### Directions for this task
Quote the records that follow in full, leaving the pictures out.

(Stored data)
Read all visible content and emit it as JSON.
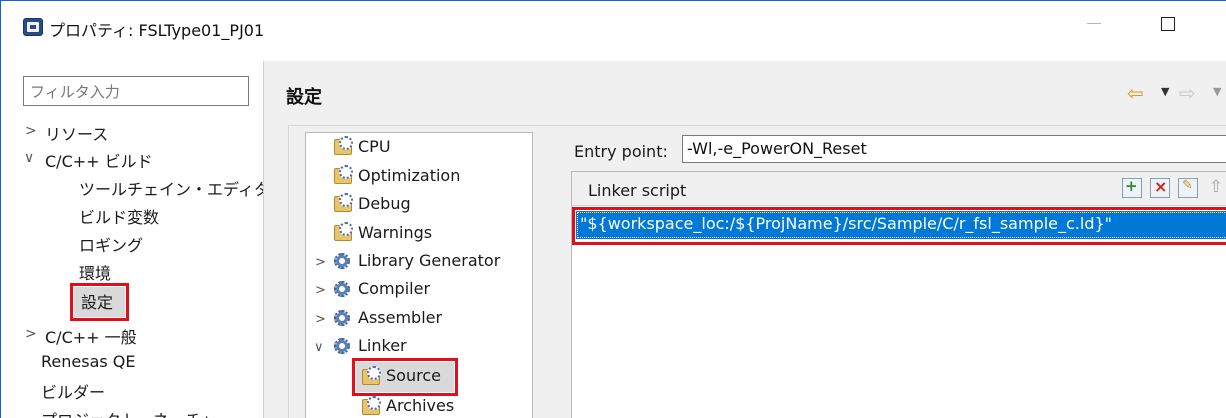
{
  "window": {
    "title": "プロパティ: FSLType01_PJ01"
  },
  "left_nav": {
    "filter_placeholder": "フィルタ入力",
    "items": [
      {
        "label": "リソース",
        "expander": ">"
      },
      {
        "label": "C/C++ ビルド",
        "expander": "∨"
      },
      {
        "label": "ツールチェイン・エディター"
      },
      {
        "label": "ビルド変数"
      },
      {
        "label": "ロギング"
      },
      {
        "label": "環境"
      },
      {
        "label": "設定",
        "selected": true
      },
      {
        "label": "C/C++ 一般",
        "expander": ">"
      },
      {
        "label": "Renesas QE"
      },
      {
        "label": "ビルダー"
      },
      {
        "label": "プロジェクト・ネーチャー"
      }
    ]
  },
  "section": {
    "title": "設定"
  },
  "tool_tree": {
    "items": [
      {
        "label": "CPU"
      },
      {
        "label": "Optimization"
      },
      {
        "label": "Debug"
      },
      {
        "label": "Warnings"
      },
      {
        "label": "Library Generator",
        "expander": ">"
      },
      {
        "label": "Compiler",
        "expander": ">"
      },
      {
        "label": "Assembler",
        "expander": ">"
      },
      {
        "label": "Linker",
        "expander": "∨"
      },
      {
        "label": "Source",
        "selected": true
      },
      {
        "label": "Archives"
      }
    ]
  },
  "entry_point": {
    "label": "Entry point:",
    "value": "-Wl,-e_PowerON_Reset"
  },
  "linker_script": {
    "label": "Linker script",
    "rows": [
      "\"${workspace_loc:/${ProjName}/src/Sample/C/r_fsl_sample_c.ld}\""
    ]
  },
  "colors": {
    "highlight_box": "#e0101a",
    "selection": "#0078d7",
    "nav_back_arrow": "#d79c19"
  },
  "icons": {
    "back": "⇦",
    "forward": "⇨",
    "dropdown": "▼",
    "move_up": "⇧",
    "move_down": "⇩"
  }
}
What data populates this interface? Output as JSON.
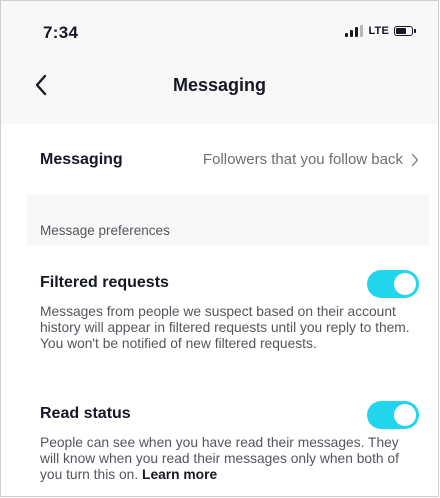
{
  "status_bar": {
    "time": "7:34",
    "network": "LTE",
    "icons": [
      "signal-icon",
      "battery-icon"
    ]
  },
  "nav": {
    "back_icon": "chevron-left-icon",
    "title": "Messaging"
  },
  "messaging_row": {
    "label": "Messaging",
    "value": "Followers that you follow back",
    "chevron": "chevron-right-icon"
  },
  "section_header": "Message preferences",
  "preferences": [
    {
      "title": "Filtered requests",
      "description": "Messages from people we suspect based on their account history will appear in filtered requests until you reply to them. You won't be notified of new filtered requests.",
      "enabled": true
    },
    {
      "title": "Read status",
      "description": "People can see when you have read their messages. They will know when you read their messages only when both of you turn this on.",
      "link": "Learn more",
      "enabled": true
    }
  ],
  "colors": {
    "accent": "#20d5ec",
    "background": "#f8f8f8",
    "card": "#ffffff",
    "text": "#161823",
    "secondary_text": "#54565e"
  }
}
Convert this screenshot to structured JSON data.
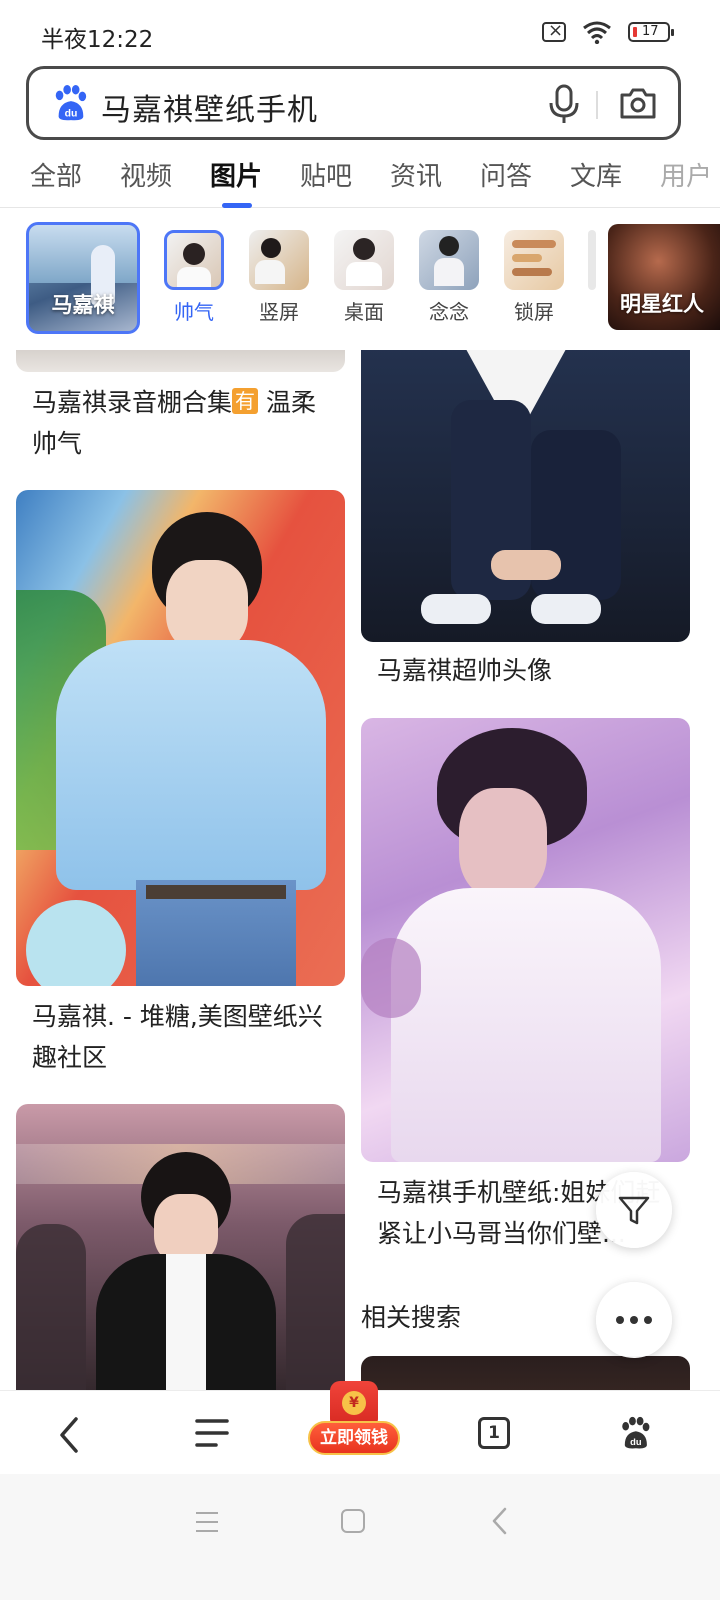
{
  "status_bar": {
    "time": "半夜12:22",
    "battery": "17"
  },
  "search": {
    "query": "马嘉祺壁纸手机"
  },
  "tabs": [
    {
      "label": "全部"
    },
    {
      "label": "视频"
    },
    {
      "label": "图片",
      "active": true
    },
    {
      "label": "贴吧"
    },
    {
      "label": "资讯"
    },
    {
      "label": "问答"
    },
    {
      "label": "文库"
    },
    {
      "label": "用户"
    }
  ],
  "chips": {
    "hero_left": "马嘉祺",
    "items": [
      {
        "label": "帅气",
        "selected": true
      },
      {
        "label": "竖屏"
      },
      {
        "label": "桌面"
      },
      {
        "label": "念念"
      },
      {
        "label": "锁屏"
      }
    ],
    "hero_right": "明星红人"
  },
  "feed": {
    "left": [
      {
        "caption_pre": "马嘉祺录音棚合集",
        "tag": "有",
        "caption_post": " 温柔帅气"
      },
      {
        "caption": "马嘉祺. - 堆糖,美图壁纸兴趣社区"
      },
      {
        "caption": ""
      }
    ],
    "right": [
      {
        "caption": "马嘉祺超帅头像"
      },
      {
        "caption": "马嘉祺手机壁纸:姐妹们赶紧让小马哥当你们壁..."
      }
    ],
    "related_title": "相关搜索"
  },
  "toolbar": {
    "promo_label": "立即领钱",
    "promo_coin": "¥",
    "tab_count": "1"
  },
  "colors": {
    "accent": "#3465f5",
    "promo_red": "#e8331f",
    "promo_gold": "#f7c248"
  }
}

### Reply to the exercise
Read all visible content and emit it as JSON.
{
  "window": {
    "title": "プロパティ: FSLType01_PJ01"
  },
  "left_nav": {
    "filter_placeholder": "フィルタ入力",
    "items": [
      {
        "label": "リソース",
        "expander": ">"
      },
      {
        "label": "C/C++ ビルド",
        "expander": "∨"
      },
      {
        "label": "ツールチェイン・エディター"
      },
      {
        "label": "ビルド変数"
      },
      {
        "label": "ロギング"
      },
      {
        "label": "環境"
      },
      {
        "label": "設定",
        "selected": true
      },
      {
        "label": "C/C++ 一般",
        "expander": ">"
      },
      {
        "label": "Renesas QE"
      },
      {
        "label": "ビルダー"
      },
      {
        "label": "プロジェクト・ネーチャー"
      }
    ]
  },
  "section": {
    "title": "設定"
  },
  "tool_tree": {
    "items": [
      {
        "label": "CPU"
      },
      {
        "label": "Optimization"
      },
      {
        "label": "Debug"
      },
      {
        "label": "Warnings"
      },
      {
        "label": "Library Generator",
        "expander": ">"
      },
      {
        "label": "Compiler",
        "expander": ">"
      },
      {
        "label": "Assembler",
        "expander": ">"
      },
      {
        "label": "Linker",
        "expander": "∨"
      },
      {
        "label": "Source",
        "selected": true
      },
      {
        "label": "Archives"
      }
    ]
  },
  "entry_point": {
    "label": "Entry point:",
    "value": "-Wl,-e_PowerON_Reset"
  },
  "linker_script": {
    "label": "Linker script",
    "rows": [
      "\"${workspace_loc:/${ProjName}/src/Sample/C/r_fsl_sample_c.ld}\""
    ]
  },
  "colors": {
    "highlight_box": "#e0101a",
    "selection": "#0078d7",
    "nav_back_arrow": "#d79c19"
  },
  "icons": {
    "back": "⇦",
    "forward": "⇨",
    "dropdown": "▼",
    "move_up": "⇧",
    "move_down": "⇩"
  }
}
What data populates this interface? Output as JSON.
{
  "status_bar": {
    "time": "7:34",
    "network": "LTE",
    "icons": [
      "signal-icon",
      "battery-icon"
    ]
  },
  "nav": {
    "back_icon": "chevron-left-icon",
    "title": "Messaging"
  },
  "messaging_row": {
    "label": "Messaging",
    "value": "Followers that you follow back",
    "chevron": "chevron-right-icon"
  },
  "section_header": "Message preferences",
  "preferences": [
    {
      "title": "Filtered requests",
      "description": "Messages from people we suspect based on their account history will appear in filtered requests until you reply to them. You won't be notified of new filtered requests.",
      "enabled": true
    },
    {
      "title": "Read status",
      "description": "People can see when you have read their messages. They will know when you read their messages only when both of you turn this on.",
      "link": "Learn more",
      "enabled": true
    }
  ],
  "colors": {
    "accent": "#20d5ec",
    "background": "#f8f8f8",
    "card": "#ffffff",
    "text": "#161823",
    "secondary_text": "#54565e"
  }
}
Convert this screenshot to structured JSON data.
{
  "status_bar": {
    "time": "半夜12:22",
    "battery": "17"
  },
  "search": {
    "query": "马嘉祺壁纸手机"
  },
  "tabs": [
    {
      "label": "全部"
    },
    {
      "label": "视频"
    },
    {
      "label": "图片",
      "active": true
    },
    {
      "label": "贴吧"
    },
    {
      "label": "资讯"
    },
    {
      "label": "问答"
    },
    {
      "label": "文库"
    },
    {
      "label": "用户"
    }
  ],
  "chips": {
    "hero_left": "马嘉祺",
    "items": [
      {
        "label": "帅气",
        "selected": true
      },
      {
        "label": "竖屏"
      },
      {
        "label": "桌面"
      },
      {
        "label": "念念"
      },
      {
        "label": "锁屏"
      }
    ],
    "hero_right": "明星红人"
  },
  "feed": {
    "left": [
      {
        "caption_pre": "马嘉祺录音棚合集",
        "tag": "有",
        "caption_post": " 温柔帅气"
      },
      {
        "caption": "马嘉祺. - 堆糖,美图壁纸兴趣社区"
      },
      {
        "caption": ""
      }
    ],
    "right": [
      {
        "caption": "马嘉祺超帅头像"
      },
      {
        "caption": "马嘉祺手机壁纸:姐妹们赶紧让小马哥当你们壁..."
      }
    ],
    "related_title": "相关搜索"
  },
  "toolbar": {
    "promo_label": "立即领钱",
    "promo_coin": "¥",
    "tab_count": "1"
  },
  "colors": {
    "accent": "#3465f5",
    "promo_red": "#e8331f",
    "promo_gold": "#f7c248"
  }
}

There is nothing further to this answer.